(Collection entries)
[Start of section]

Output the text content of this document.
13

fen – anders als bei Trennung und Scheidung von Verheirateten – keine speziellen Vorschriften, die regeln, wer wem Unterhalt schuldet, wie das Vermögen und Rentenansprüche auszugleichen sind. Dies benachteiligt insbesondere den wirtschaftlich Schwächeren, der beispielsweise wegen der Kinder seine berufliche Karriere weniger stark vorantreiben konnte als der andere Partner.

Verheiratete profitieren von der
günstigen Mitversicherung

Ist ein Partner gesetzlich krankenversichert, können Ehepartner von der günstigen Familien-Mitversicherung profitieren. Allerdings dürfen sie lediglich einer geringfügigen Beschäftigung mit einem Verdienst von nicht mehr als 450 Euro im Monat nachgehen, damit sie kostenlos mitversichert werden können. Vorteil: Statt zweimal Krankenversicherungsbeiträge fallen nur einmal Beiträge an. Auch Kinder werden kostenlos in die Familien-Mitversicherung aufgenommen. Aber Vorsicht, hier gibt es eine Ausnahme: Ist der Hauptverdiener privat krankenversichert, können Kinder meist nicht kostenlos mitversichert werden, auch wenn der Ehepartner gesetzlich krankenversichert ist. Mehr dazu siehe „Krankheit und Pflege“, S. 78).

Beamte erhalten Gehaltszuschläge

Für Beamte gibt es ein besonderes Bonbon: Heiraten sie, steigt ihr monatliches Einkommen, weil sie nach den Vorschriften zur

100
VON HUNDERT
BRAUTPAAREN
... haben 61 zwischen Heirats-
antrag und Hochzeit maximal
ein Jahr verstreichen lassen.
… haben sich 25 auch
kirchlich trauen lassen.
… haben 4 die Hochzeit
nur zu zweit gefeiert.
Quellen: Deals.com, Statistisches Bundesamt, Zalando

[End of section]

DESCRIPTION OF THE TASK: Looking at the records above, tally the lines holding "Mitversicherung" and reply with that number only.

RESULT FOR THIS TASK: 2